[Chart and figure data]
————————
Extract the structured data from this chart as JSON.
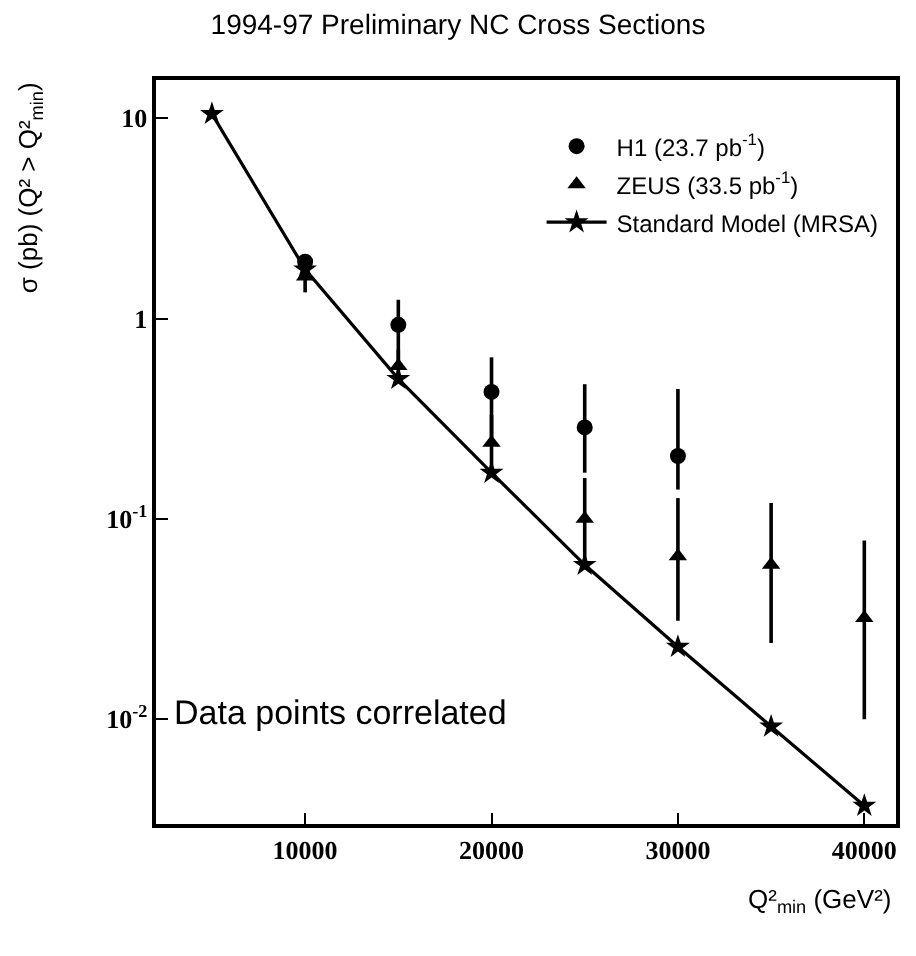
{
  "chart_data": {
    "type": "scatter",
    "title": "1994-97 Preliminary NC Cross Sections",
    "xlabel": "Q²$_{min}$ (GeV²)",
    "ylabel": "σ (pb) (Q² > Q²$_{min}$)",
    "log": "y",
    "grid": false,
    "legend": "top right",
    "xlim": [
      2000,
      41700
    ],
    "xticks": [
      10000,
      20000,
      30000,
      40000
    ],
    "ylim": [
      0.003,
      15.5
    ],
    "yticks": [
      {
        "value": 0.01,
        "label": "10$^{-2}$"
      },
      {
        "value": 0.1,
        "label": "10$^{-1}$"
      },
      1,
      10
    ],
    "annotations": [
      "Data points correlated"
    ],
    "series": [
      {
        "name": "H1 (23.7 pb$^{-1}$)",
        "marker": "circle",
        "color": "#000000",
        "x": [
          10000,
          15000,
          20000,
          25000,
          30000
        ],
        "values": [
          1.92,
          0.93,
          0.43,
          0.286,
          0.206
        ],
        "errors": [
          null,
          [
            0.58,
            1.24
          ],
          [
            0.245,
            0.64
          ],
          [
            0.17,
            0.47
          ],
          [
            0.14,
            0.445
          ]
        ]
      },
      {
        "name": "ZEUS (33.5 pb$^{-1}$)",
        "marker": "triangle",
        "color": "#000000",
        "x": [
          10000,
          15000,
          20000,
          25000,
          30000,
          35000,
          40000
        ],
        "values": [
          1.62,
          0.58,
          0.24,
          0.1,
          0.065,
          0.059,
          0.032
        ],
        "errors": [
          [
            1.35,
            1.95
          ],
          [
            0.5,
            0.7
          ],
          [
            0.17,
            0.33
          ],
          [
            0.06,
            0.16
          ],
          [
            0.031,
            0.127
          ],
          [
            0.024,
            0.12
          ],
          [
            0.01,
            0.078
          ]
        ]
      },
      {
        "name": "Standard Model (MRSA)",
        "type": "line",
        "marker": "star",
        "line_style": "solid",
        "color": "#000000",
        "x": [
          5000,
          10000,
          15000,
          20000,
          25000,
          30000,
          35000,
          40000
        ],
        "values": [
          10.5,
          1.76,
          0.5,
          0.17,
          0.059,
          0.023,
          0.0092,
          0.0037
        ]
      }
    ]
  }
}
————————
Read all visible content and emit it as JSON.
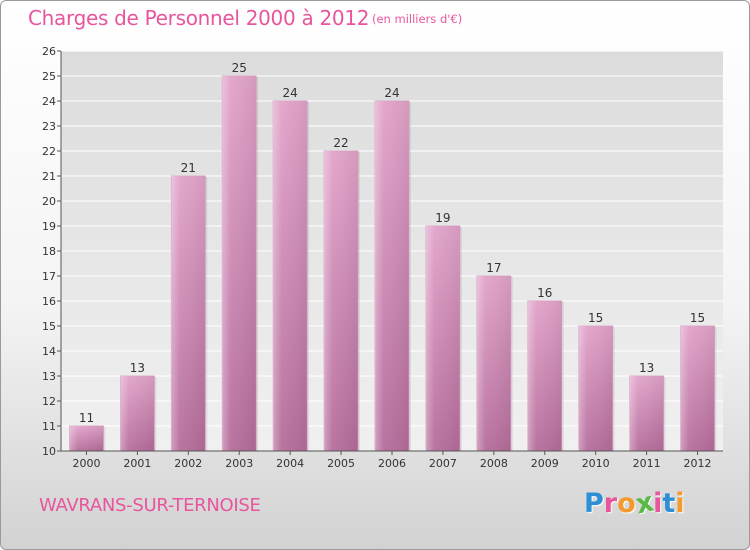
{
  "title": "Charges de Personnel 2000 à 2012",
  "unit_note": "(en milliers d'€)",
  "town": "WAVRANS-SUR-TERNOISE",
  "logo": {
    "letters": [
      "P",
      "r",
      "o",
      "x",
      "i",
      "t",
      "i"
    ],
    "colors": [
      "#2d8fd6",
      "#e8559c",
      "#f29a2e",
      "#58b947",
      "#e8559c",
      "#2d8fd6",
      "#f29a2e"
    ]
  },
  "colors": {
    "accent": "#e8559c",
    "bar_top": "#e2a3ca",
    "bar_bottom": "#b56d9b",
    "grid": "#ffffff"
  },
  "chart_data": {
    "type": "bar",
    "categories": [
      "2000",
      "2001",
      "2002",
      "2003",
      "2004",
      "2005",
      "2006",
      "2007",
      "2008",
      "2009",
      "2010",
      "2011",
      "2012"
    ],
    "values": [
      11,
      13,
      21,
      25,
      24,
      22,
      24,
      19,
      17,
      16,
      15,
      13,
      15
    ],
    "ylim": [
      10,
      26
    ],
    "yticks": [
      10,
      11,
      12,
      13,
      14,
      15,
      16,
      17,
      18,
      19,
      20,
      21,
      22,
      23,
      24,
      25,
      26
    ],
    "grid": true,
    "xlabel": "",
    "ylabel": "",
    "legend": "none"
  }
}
————————
Work to complete: Looking at the records above, count the lines where the word "name" appears. State only the number.

Reply to the task: 3